Work required =
Gather up every line that includes the string "been".
====================
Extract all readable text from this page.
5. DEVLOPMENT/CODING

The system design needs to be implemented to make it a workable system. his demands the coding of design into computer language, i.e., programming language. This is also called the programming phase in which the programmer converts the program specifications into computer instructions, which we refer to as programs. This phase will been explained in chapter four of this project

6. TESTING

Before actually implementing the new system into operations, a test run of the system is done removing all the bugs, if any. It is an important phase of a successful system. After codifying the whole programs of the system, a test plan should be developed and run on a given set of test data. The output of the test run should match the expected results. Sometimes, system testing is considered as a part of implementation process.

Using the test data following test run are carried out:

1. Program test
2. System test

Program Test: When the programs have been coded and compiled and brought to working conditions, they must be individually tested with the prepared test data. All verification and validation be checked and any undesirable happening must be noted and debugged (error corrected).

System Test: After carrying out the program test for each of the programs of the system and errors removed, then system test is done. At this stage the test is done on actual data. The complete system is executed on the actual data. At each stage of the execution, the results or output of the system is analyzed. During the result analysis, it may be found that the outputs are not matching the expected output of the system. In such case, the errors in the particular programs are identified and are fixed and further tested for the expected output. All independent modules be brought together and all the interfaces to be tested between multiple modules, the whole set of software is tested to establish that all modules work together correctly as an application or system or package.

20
====================
Solution for this task =
The system design needs to be implemented to make it a workable system. his demands the coding of design into computer language, i.e., programming language. This is also called the programming phase in which the programmer converts the program specifications into computer instructions, which we refer to as programs. This phase will been explained in chapter four of this project
Program Test: When the programs have been coded and compiled and brought to working conditions, they must be individually tested with the prepared test data. All verification and validation be checked and any undesirable happening must be noted and debugged (error corrected).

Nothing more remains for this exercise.